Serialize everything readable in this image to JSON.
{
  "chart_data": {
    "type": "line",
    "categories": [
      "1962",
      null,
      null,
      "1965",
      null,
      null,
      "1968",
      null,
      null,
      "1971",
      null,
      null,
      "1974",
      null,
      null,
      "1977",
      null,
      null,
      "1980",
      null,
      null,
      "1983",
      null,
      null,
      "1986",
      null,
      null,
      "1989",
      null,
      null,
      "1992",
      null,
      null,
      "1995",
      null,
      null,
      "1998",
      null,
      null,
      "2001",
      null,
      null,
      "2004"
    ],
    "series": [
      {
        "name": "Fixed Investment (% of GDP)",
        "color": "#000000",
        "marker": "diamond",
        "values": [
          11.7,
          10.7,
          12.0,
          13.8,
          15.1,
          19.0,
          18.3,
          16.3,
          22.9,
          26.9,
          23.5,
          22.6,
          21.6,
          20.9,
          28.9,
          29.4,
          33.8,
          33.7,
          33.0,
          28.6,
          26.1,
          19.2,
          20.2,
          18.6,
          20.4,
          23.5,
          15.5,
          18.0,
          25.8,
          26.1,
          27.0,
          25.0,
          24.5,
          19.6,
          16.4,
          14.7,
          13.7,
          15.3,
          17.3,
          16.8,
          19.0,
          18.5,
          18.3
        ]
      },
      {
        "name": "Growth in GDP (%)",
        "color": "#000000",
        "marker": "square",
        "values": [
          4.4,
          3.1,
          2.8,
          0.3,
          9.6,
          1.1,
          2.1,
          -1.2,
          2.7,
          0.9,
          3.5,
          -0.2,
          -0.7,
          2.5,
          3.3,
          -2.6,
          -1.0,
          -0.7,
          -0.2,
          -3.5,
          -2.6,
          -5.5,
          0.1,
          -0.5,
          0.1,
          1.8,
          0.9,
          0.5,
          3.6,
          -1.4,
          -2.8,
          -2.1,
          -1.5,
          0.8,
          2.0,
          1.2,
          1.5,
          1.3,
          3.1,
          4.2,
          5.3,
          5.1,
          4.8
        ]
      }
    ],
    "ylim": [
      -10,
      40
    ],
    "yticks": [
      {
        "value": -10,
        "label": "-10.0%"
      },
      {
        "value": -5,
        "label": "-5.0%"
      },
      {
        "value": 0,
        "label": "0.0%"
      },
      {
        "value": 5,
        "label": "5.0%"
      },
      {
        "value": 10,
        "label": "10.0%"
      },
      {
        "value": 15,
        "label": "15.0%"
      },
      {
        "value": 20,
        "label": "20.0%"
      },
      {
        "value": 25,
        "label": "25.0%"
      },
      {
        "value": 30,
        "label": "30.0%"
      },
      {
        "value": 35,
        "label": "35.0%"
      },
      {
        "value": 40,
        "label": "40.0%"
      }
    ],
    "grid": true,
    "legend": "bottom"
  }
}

+---+

Reproduce each line of the material above precisely.

Reply to the exercise:
Serialize everything readable in this image to JSON.
{
  "chart_data": {
    "type": "line",
    "categories": [
      "1962",
      null,
      null,
      "1965",
      null,
      null,
      "1968",
      null,
      null,
      "1971",
      null,
      null,
      "1974",
      null,
      null,
      "1977",
      null,
      null,
      "1980",
      null,
      null,
      "1983",
      null,
      null,
      "1986",
      null,
      null,
      "1989",
      null,
      null,
      "1992",
      null,
      null,
      "1995",
      null,
      null,
      "1998",
      null,
      null,
      "2001",
      null,
      null,
      "2004"
    ],
    "series": [
      {
        "name": "Fixed Investment (% of GDP)",
        "color": "#000000",
        "marker": "diamond",
        "values": [
          11.7,
          10.7,
          12.0,
          13.8,
          15.1,
          19.0,
          18.3,
          16.3,
          22.9,
          26.9,
          23.5,
          22.6,
          21.6,
          20.9,
          28.9,
          29.4,
          33.8,
          33.7,
          33.0,
          28.6,
          26.1,
          19.2,
          20.2,
          18.6,
          20.4,
          23.5,
          15.5,
          18.0,
          25.8,
          26.1,
          27.0,
          25.0,
          24.5,
          19.6,
          16.4,
          14.7,
          13.7,
          15.3,
          17.3,
          16.8,
          19.0,
          18.5,
          18.3
        ]
      },
      {
        "name": "Growth in GDP (%)",
        "color": "#000000",
        "marker": "square",
        "values": [
          4.4,
          3.1,
          2.8,
          0.3,
          9.6,
          1.1,
          2.1,
          -1.2,
          2.7,
          0.9,
          3.5,
          -0.2,
          -0.7,
          2.5,
          3.3,
          -2.6,
          -1.0,
          -0.7,
          -0.2,
          -3.5,
          -2.6,
          -5.5,
          0.1,
          -0.5,
          0.1,
          1.8,
          0.9,
          0.5,
          3.6,
          -1.4,
          -2.8,
          -2.1,
          -1.5,
          0.8,
          2.0,
          1.2,
          1.5,
          1.3,
          3.1,
          4.2,
          5.3,
          5.1,
          4.8
        ]
      }
    ],
    "ylim": [
      -10,
      40
    ],
    "yticks": [
      {
        "value": -10,
        "label": "-10.0%"
      },
      {
        "value": -5,
        "label": "-5.0%"
      },
      {
        "value": 0,
        "label": "0.0%"
      },
      {
        "value": 5,
        "label": "5.0%"
      },
      {
        "value": 10,
        "label": "10.0%"
      },
      {
        "value": 15,
        "label": "15.0%"
      },
      {
        "value": 20,
        "label": "20.0%"
      },
      {
        "value": 25,
        "label": "25.0%"
      },
      {
        "value": 30,
        "label": "30.0%"
      },
      {
        "value": 35,
        "label": "35.0%"
      },
      {
        "value": 40,
        "label": "40.0%"
      }
    ],
    "grid": true,
    "legend": "bottom"
  }
}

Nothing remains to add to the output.